What the task requires → Your answer must be an exact transcription of every record below, with the pictures omitted.
-- Supplied data follows --
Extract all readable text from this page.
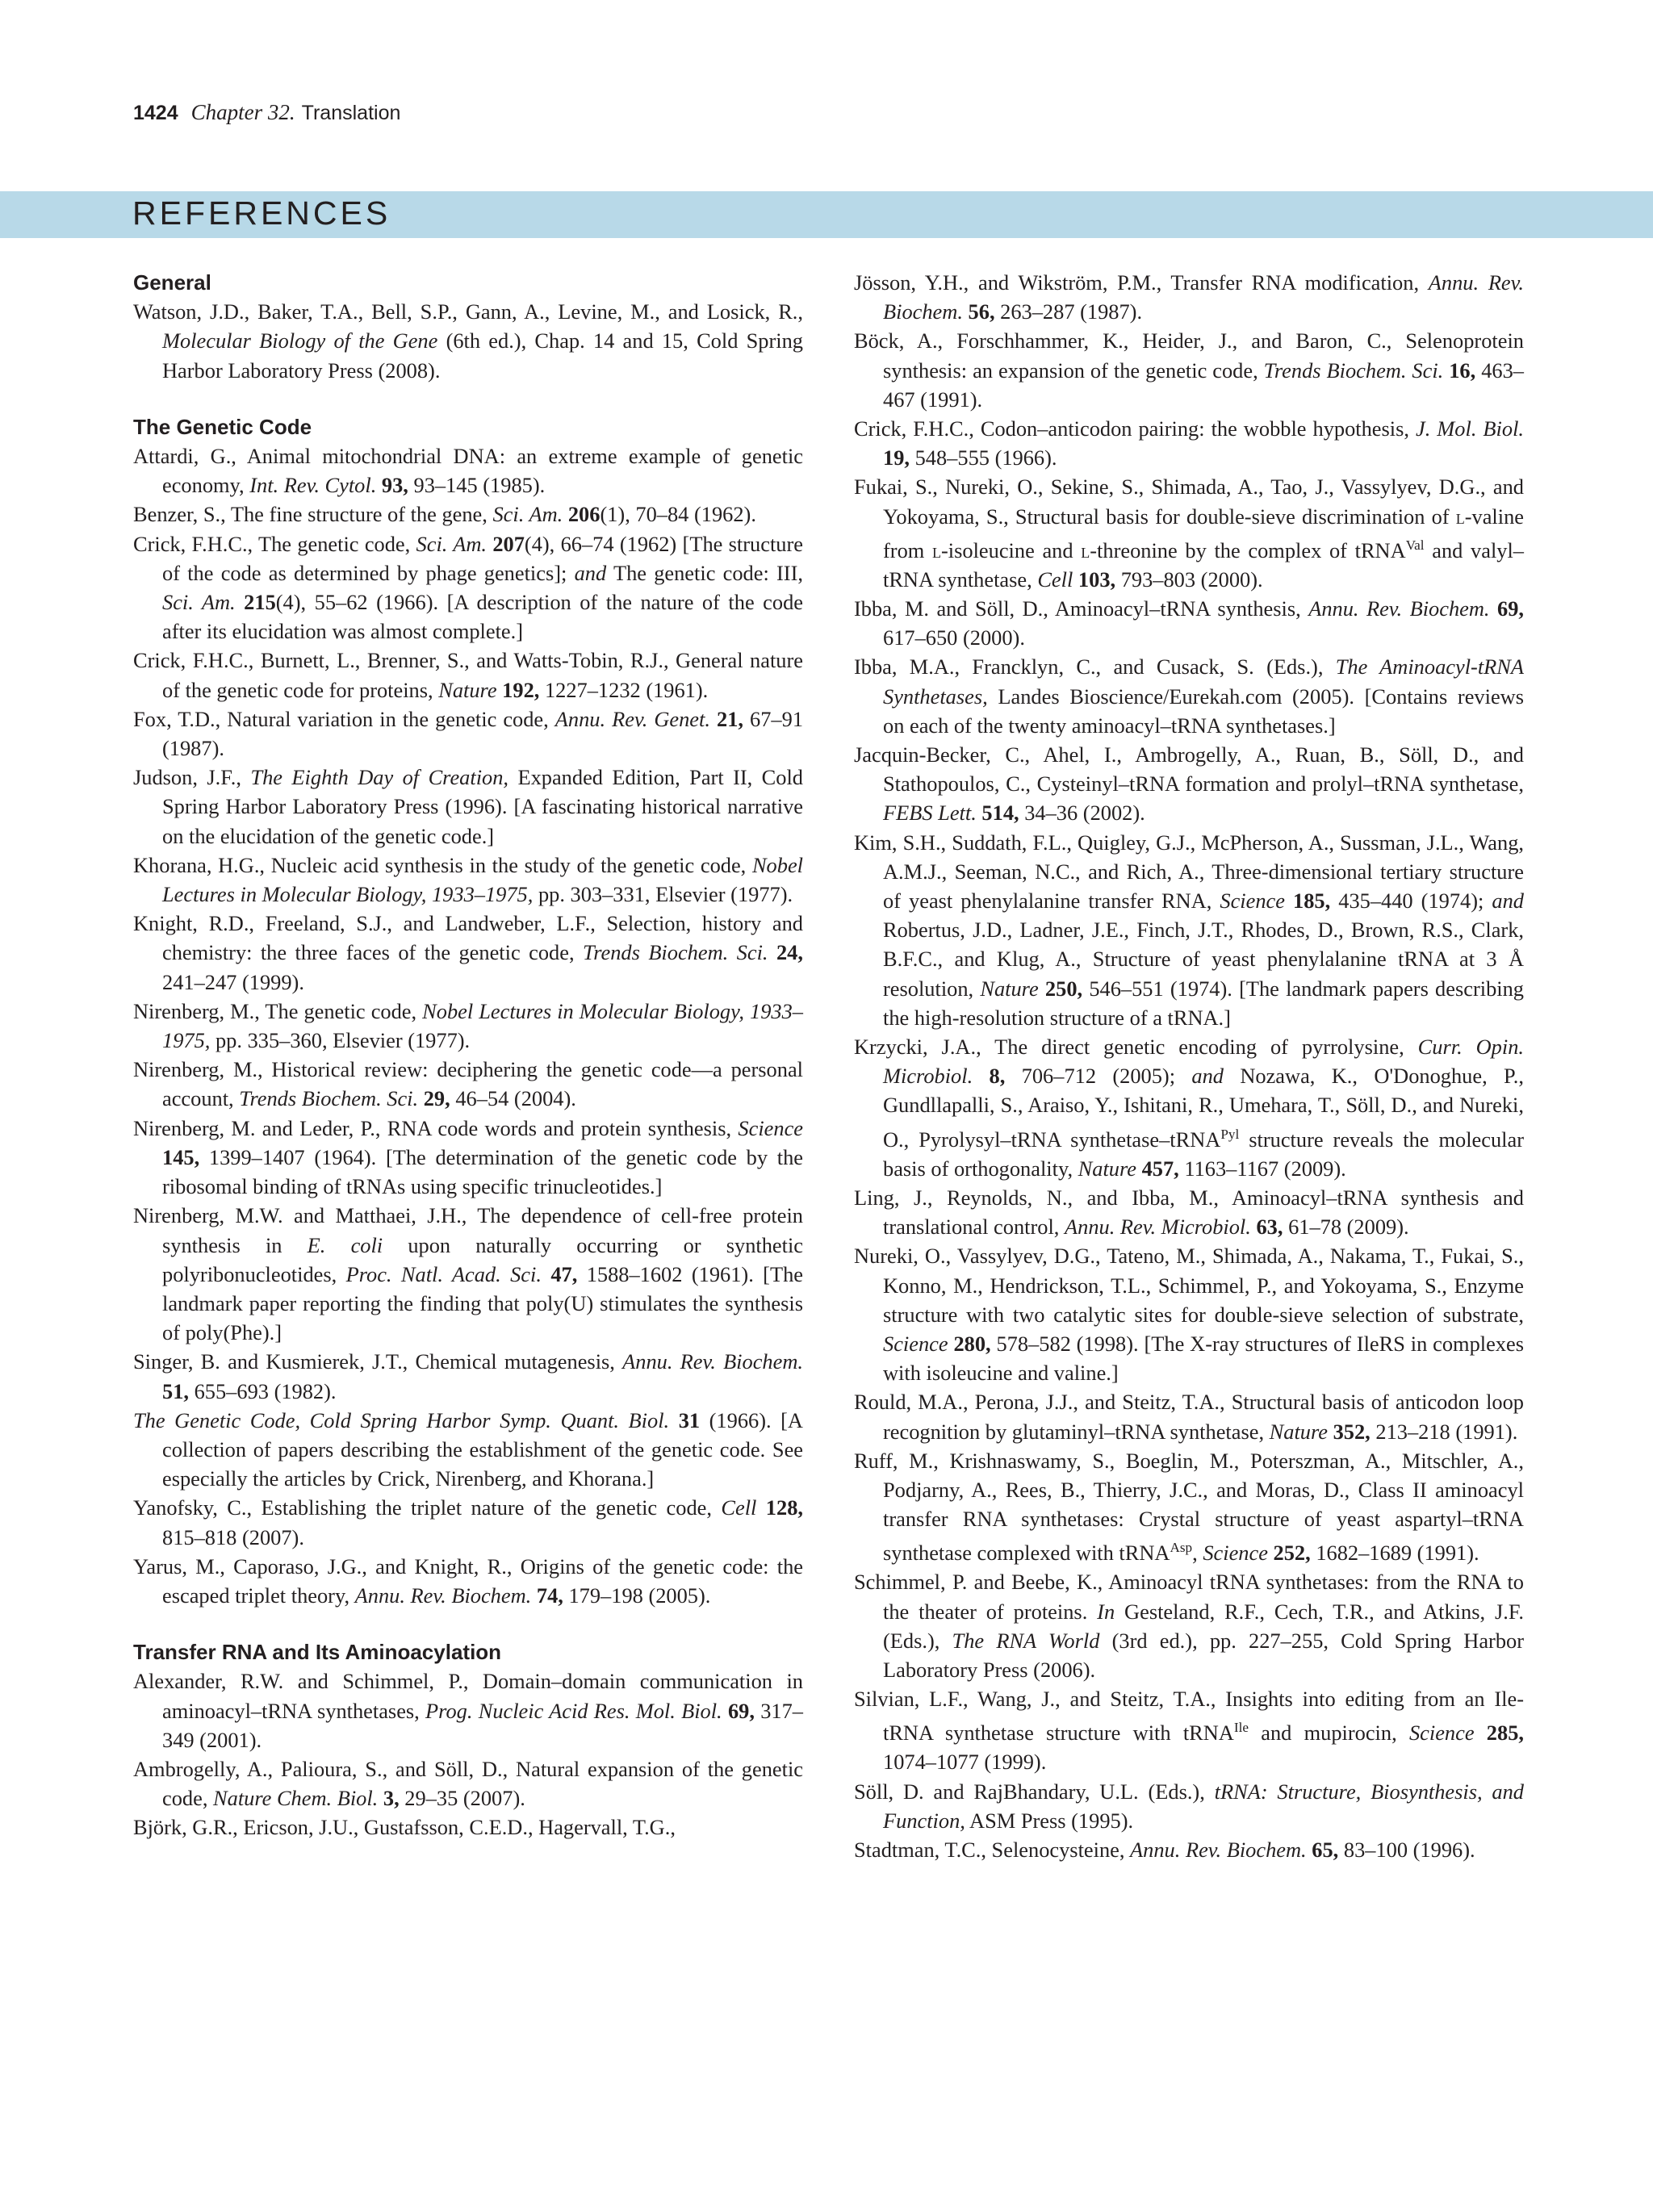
1424 Chapter 32. Translation
REFERENCES

General

Watson, J.D., Baker, T.A., Bell, S.P., Gann, A., Levine, M., and Losick, R., Molecular Biology of the Gene (6th ed.), Chap. 14 and 15, Cold Spring Harbor Laboratory Press (2008).

The Genetic Code

Attardi, G., Animal mitochondrial DNA: an extreme example of genetic economy, Int. Rev. Cytol. 93, 93–145 (1985).

Benzer, S., The fine structure of the gene, Sci. Am. 206(1), 70–84 (1962).

Crick, F.H.C., The genetic code, Sci. Am. 207(4), 66–74 (1962) [The structure of the code as determined by phage genetics]; and The genetic code: III, Sci. Am. 215(4), 55–62 (1966). [A description of the nature of the code after its elucidation was almost complete.]

Crick, F.H.C., Burnett, L., Brenner, S., and Watts-Tobin, R.J., General nature of the genetic code for proteins, Nature 192, 1227–1232 (1961).

Fox, T.D., Natural variation in the genetic code, Annu. Rev. Genet. 21, 67–91 (1987).

Judson, J.F., The Eighth Day of Creation, Expanded Edition, Part II, Cold Spring Harbor Laboratory Press (1996). [A fascinating historical narrative on the elucidation of the genetic code.]

Khorana, H.G., Nucleic acid synthesis in the study of the genetic code, Nobel Lectures in Molecular Biology, 1933–1975, pp. 303–331, Elsevier (1977).

Knight, R.D., Freeland, S.J., and Landweber, L.F., Selection, history and chemistry: the three faces of the genetic code, Trends Biochem. Sci. 24, 241–247 (1999).

Nirenberg, M., The genetic code, Nobel Lectures in Molecular Biology, 1933–1975, pp. 335–360, Elsevier (1977).

Nirenberg, M., Historical review: deciphering the genetic code—a personal account, Trends Biochem. Sci. 29, 46–54 (2004).

Nirenberg, M. and Leder, P., RNA code words and protein synthesis, Science 145, 1399–1407 (1964). [The determination of the genetic code by the ribosomal binding of tRNAs using specific trinucleotides.]

Nirenberg, M.W. and Matthaei, J.H., The dependence of cell-free protein synthesis in E. coli upon naturally occurring or synthetic polyribonucleotides, Proc. Natl. Acad. Sci. 47, 1588–1602 (1961). [The landmark paper reporting the finding that poly(U) stimulates the synthesis of poly(Phe).]

Singer, B. and Kusmierek, J.T., Chemical mutagenesis, Annu. Rev. Biochem. 51, 655–693 (1982).

The Genetic Code, Cold Spring Harbor Symp. Quant. Biol. 31 (1966). [A collection of papers describing the establishment of the genetic code. See especially the articles by Crick, Nirenberg, and Khorana.]

Yanofsky, C., Establishing the triplet nature of the genetic code, Cell 128, 815–818 (2007).

Yarus, M., Caporaso, J.G., and Knight, R., Origins of the genetic code: the escaped triplet theory, Annu. Rev. Biochem. 74, 179–198 (2005).

Transfer RNA and Its Aminoacylation

Alexander, R.W. and Schimmel, P., Domain–domain communication in aminoacyl–tRNA synthetases, Prog. Nucleic Acid Res. Mol. Biol. 69, 317–349 (2001).

Ambrogelly, A., Palioura, S., and Söll, D., Natural expansion of the genetic code, Nature Chem. Biol. 3, 29–35 (2007).

Björk, G.R., Ericson, J.U., Gustafsson, C.E.D., Hagervall, T.G.,

Jösson, Y.H., and Wikström, P.M., Transfer RNA modification, Annu. Rev. Biochem. 56, 263–287 (1987).

Böck, A., Forschhammer, K., Heider, J., and Baron, C., Selenoprotein synthesis: an expansion of the genetic code, Trends Biochem. Sci. 16, 463–467 (1991).

Crick, F.H.C., Codon–anticodon pairing: the wobble hypothesis, J. Mol. Biol. 19, 548–555 (1966).

Fukai, S., Nureki, O., Sekine, S., Shimada, A., Tao, J., Vassylyev, D.G., and Yokoyama, S., Structural basis for double-sieve discrimination of l-valine from l-isoleucine and l-threonine by the complex of tRNA$^{Val}$ and valyl–tRNA synthetase, Cell 103, 793–803 (2000).

Ibba, M. and Söll, D., Aminoacyl–tRNA synthesis, Annu. Rev. Biochem. 69, 617–650 (2000).

Ibba, M.A., Francklyn, C., and Cusack, S. (Eds.), The Aminoacyl-tRNA Synthetases, Landes Bioscience/Eurekah.com (2005). [Contains reviews on each of the twenty aminoacyl–tRNA synthetases.]

Jacquin-Becker, C., Ahel, I., Ambrogelly, A., Ruan, B., Söll, D., and Stathopoulos, C., Cysteinyl–tRNA formation and prolyl–tRNA synthetase, FEBS Lett. 514, 34–36 (2002).

Kim, S.H., Suddath, F.L., Quigley, G.J., McPherson, A., Sussman, J.L., Wang, A.M.J., Seeman, N.C., and Rich, A., Three-dimensional tertiary structure of yeast phenylalanine transfer RNA, Science 185, 435–440 (1974); and Robertus, J.D., Ladner, J.E., Finch, J.T., Rhodes, D., Brown, R.S., Clark, B.F.C., and Klug, A., Structure of yeast phenylalanine tRNA at 3 Å resolution, Nature 250, 546–551 (1974). [The landmark papers describing the high-resolution structure of a tRNA.]

Krzycki, J.A., The direct genetic encoding of pyrrolysine, Curr. Opin. Microbiol. 8, 706–712 (2005); and Nozawa, K., O'Donoghue, P., Gundllapalli, S., Araiso, Y., Ishitani, R., Umehara, T., Söll, D., and Nureki, O., Pyrolysyl–tRNA synthetase–tRNA$^{Pyl}$ structure reveals the molecular basis of orthogonality, Nature 457, 1163–1167 (2009).

Ling, J., Reynolds, N., and Ibba, M., Aminoacyl–tRNA synthesis and translational control, Annu. Rev. Microbiol. 63, 61–78 (2009).

Nureki, O., Vassylyev, D.G., Tateno, M., Shimada, A., Nakama, T., Fukai, S., Konno, M., Hendrickson, T.L., Schimmel, P., and Yokoyama, S., Enzyme structure with two catalytic sites for double-sieve selection of substrate, Science 280, 578–582 (1998). [The X-ray structures of IleRS in complexes with isoleucine and valine.]

Rould, M.A., Perona, J.J., and Steitz, T.A., Structural basis of anticodon loop recognition by glutaminyl–tRNA synthetase, Nature 352, 213–218 (1991).

Ruff, M., Krishnaswamy, S., Boeglin, M., Poterszman, A., Mitschler, A., Podjarny, A., Rees, B., Thierry, J.C., and Moras, D., Class II aminoacyl transfer RNA synthetases: Crystal structure of yeast aspartyl–tRNA synthetase complexed with tRNA$^{Asp}$, Science 252, 1682–1689 (1991).

Schimmel, P. and Beebe, K., Aminoacyl tRNA synthetases: from the RNA to the theater of proteins. In Gesteland, R.F., Cech, T.R., and Atkins, J.F. (Eds.), The RNA World (3rd ed.), pp. 227–255, Cold Spring Harbor Laboratory Press (2006).

Silvian, L.F., Wang, J., and Steitz, T.A., Insights into editing from an Ile-tRNA synthetase structure with tRNA$^{Ile}$ and mupirocin, Science 285, 1074–1077 (1999).

Söll, D. and RajBhandary, U.L. (Eds.), tRNA: Structure, Biosynthesis, and Function, ASM Press (1995).

Stadtman, T.C., Selenocysteine, Annu. Rev. Biochem. 65, 83–100 (1996).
-- Supplied data concluded --
Task answer →
Extract all readable text from this page.
1424 Chapter 32. Translation
REFERENCES

General

Watson, J.D., Baker, T.A., Bell, S.P., Gann, A., Levine, M., and Losick, R., Molecular Biology of the Gene (6th ed.), Chap. 14 and 15, Cold Spring Harbor Laboratory Press (2008).

The Genetic Code

Attardi, G., Animal mitochondrial DNA: an extreme example of genetic economy, Int. Rev. Cytol. 93, 93–145 (1985).

Benzer, S., The fine structure of the gene, Sci. Am. 206(1), 70–84 (1962).

Crick, F.H.C., The genetic code, Sci. Am. 207(4), 66–74 (1962) [The structure of the code as determined by phage genetics]; and The genetic code: III, Sci. Am. 215(4), 55–62 (1966). [A description of the nature of the code after its elucidation was almost complete.]

Crick, F.H.C., Burnett, L., Brenner, S., and Watts-Tobin, R.J., General nature of the genetic code for proteins, Nature 192, 1227–1232 (1961).

Fox, T.D., Natural variation in the genetic code, Annu. Rev. Genet. 21, 67–91 (1987).

Judson, J.F., The Eighth Day of Creation, Expanded Edition, Part II, Cold Spring Harbor Laboratory Press (1996). [A fascinating historical narrative on the elucidation of the genetic code.]

Khorana, H.G., Nucleic acid synthesis in the study of the genetic code, Nobel Lectures in Molecular Biology, 1933–1975, pp. 303–331, Elsevier (1977).

Knight, R.D., Freeland, S.J., and Landweber, L.F., Selection, history and chemistry: the three faces of the genetic code, Trends Biochem. Sci. 24, 241–247 (1999).

Nirenberg, M., The genetic code, Nobel Lectures in Molecular Biology, 1933–1975, pp. 335–360, Elsevier (1977).

Nirenberg, M., Historical review: deciphering the genetic code—a personal account, Trends Biochem. Sci. 29, 46–54 (2004).

Nirenberg, M. and Leder, P., RNA code words and protein synthesis, Science 145, 1399–1407 (1964). [The determination of the genetic code by the ribosomal binding of tRNAs using specific trinucleotides.]

Nirenberg, M.W. and Matthaei, J.H., The dependence of cell-free protein synthesis in E. coli upon naturally occurring or synthetic polyribonucleotides, Proc. Natl. Acad. Sci. 47, 1588–1602 (1961). [The landmark paper reporting the finding that poly(U) stimulates the synthesis of poly(Phe).]

Singer, B. and Kusmierek, J.T., Chemical mutagenesis, Annu. Rev. Biochem. 51, 655–693 (1982).

The Genetic Code, Cold Spring Harbor Symp. Quant. Biol. 31 (1966). [A collection of papers describing the establishment of the genetic code. See especially the articles by Crick, Nirenberg, and Khorana.]

Yanofsky, C., Establishing the triplet nature of the genetic code, Cell 128, 815–818 (2007).

Yarus, M., Caporaso, J.G., and Knight, R., Origins of the genetic code: the escaped triplet theory, Annu. Rev. Biochem. 74, 179–198 (2005).

Transfer RNA and Its Aminoacylation

Alexander, R.W. and Schimmel, P., Domain–domain communication in aminoacyl–tRNA synthetases, Prog. Nucleic Acid Res. Mol. Biol. 69, 317–349 (2001).

Ambrogelly, A., Palioura, S., and Söll, D., Natural expansion of the genetic code, Nature Chem. Biol. 3, 29–35 (2007).

Björk, G.R., Ericson, J.U., Gustafsson, C.E.D., Hagervall, T.G.,

Jösson, Y.H., and Wikström, P.M., Transfer RNA modification, Annu. Rev. Biochem. 56, 263–287 (1987).

Böck, A., Forschhammer, K., Heider, J., and Baron, C., Selenoprotein synthesis: an expansion of the genetic code, Trends Biochem. Sci. 16, 463–467 (1991).

Crick, F.H.C., Codon–anticodon pairing: the wobble hypothesis, J. Mol. Biol. 19, 548–555 (1966).

Fukai, S., Nureki, O., Sekine, S., Shimada, A., Tao, J., Vassylyev, D.G., and Yokoyama, S., Structural basis for double-sieve discrimination of l-valine from l-isoleucine and l-threonine by the complex of tRNA$^{Val}$ and valyl–tRNA synthetase, Cell 103, 793–803 (2000).

Ibba, M. and Söll, D., Aminoacyl–tRNA synthesis, Annu. Rev. Biochem. 69, 617–650 (2000).

Ibba, M.A., Francklyn, C., and Cusack, S. (Eds.), The Aminoacyl-tRNA Synthetases, Landes Bioscience/Eurekah.com (2005). [Contains reviews on each of the twenty aminoacyl–tRNA synthetases.]

Jacquin-Becker, C., Ahel, I., Ambrogelly, A., Ruan, B., Söll, D., and Stathopoulos, C., Cysteinyl–tRNA formation and prolyl–tRNA synthetase, FEBS Lett. 514, 34–36 (2002).

Kim, S.H., Suddath, F.L., Quigley, G.J., McPherson, A., Sussman, J.L., Wang, A.M.J., Seeman, N.C., and Rich, A., Three-dimensional tertiary structure of yeast phenylalanine transfer RNA, Science 185, 435–440 (1974); and Robertus, J.D., Ladner, J.E., Finch, J.T., Rhodes, D., Brown, R.S., Clark, B.F.C., and Klug, A., Structure of yeast phenylalanine tRNA at 3 Å resolution, Nature 250, 546–551 (1974). [The landmark papers describing the high-resolution structure of a tRNA.]

Krzycki, J.A., The direct genetic encoding of pyrrolysine, Curr. Opin. Microbiol. 8, 706–712 (2005); and Nozawa, K., O'Donoghue, P., Gundllapalli, S., Araiso, Y., Ishitani, R., Umehara, T., Söll, D., and Nureki, O., Pyrolysyl–tRNA synthetase–tRNA$^{Pyl}$ structure reveals the molecular basis of orthogonality, Nature 457, 1163–1167 (2009).

Ling, J., Reynolds, N., and Ibba, M., Aminoacyl–tRNA synthesis and translational control, Annu. Rev. Microbiol. 63, 61–78 (2009).

Nureki, O., Vassylyev, D.G., Tateno, M., Shimada, A., Nakama, T., Fukai, S., Konno, M., Hendrickson, T.L., Schimmel, P., and Yokoyama, S., Enzyme structure with two catalytic sites for double-sieve selection of substrate, Science 280, 578–582 (1998). [The X-ray structures of IleRS in complexes with isoleucine and valine.]

Rould, M.A., Perona, J.J., and Steitz, T.A., Structural basis of anticodon loop recognition by glutaminyl–tRNA synthetase, Nature 352, 213–218 (1991).

Ruff, M., Krishnaswamy, S., Boeglin, M., Poterszman, A., Mitschler, A., Podjarny, A., Rees, B., Thierry, J.C., and Moras, D., Class II aminoacyl transfer RNA synthetases: Crystal structure of yeast aspartyl–tRNA synthetase complexed with tRNA$^{Asp}$, Science 252, 1682–1689 (1991).

Schimmel, P. and Beebe, K., Aminoacyl tRNA synthetases: from the RNA to the theater of proteins. In Gesteland, R.F., Cech, T.R., and Atkins, J.F. (Eds.), The RNA World (3rd ed.), pp. 227–255, Cold Spring Harbor Laboratory Press (2006).

Silvian, L.F., Wang, J., and Steitz, T.A., Insights into editing from an Ile-tRNA synthetase structure with tRNA$^{Ile}$ and mupirocin, Science 285, 1074–1077 (1999).

Söll, D. and RajBhandary, U.L. (Eds.), tRNA: Structure, Biosynthesis, and Function, ASM Press (1995).

Stadtman, T.C., Selenocysteine, Annu. Rev. Biochem. 65, 83–100 (1996).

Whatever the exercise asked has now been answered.